## What is asked
Locate every line in the records below that contains the word "title", and copy each one.

## Recorded data

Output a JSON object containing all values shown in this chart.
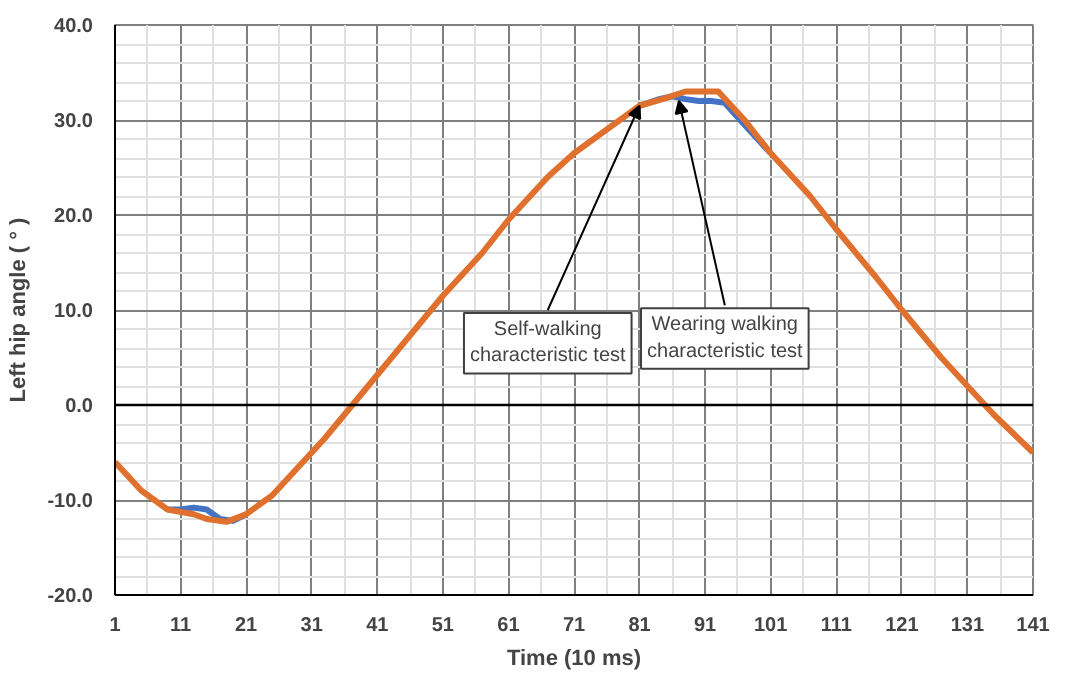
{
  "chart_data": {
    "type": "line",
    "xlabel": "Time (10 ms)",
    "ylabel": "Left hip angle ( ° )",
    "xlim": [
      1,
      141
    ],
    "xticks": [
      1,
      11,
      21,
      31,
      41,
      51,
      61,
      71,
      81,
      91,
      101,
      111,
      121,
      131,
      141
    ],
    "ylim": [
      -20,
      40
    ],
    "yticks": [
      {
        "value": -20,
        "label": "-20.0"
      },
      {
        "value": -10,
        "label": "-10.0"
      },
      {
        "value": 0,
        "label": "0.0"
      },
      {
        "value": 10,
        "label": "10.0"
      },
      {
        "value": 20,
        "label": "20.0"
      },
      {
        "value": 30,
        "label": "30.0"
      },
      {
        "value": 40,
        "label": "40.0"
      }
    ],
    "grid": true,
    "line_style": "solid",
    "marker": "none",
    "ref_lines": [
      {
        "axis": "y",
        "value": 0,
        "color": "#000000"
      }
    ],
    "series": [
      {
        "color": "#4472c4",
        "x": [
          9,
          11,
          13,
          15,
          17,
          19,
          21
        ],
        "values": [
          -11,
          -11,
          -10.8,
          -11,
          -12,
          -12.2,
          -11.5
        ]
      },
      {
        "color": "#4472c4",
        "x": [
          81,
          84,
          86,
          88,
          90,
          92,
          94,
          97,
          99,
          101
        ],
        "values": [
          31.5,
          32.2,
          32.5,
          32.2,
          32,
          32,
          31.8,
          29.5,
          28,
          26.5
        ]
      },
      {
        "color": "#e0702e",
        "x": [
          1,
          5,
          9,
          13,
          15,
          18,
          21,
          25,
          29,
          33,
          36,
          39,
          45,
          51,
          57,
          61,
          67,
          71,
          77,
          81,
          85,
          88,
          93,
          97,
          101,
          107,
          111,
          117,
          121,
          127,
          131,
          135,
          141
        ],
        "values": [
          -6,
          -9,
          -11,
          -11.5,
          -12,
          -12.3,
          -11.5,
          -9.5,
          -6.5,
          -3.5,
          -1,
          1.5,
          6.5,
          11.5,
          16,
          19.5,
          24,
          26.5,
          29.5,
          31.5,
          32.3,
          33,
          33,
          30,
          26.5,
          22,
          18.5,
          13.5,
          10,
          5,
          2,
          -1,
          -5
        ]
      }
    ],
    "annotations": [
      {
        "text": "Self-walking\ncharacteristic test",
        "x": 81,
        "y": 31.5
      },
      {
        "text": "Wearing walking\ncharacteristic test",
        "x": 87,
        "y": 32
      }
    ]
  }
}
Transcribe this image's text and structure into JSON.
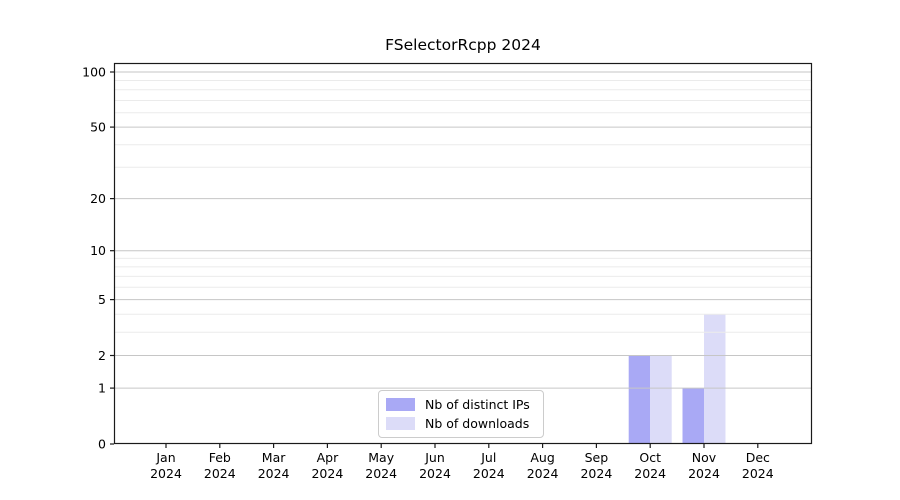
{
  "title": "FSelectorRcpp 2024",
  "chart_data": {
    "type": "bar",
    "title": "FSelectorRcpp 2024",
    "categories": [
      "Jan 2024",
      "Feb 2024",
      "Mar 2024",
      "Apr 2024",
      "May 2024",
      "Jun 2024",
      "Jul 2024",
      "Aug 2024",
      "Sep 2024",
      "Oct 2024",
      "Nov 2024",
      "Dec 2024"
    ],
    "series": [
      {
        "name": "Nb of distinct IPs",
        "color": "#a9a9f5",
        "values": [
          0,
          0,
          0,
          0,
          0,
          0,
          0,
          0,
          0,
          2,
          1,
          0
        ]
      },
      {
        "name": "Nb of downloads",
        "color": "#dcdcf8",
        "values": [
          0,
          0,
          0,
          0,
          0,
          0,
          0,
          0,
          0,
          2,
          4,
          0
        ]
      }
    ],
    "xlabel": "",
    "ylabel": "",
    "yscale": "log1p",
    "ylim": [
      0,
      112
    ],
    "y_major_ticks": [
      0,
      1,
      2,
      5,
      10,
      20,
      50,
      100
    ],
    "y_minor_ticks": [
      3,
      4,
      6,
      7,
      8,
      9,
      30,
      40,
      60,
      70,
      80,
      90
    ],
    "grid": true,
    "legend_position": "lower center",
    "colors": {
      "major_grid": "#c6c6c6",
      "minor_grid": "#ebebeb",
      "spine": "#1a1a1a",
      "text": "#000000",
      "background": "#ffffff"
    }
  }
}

## Reply
  "title": "FSelectorRcpp 2024",
    "title": "FSelectorRcpp 2024",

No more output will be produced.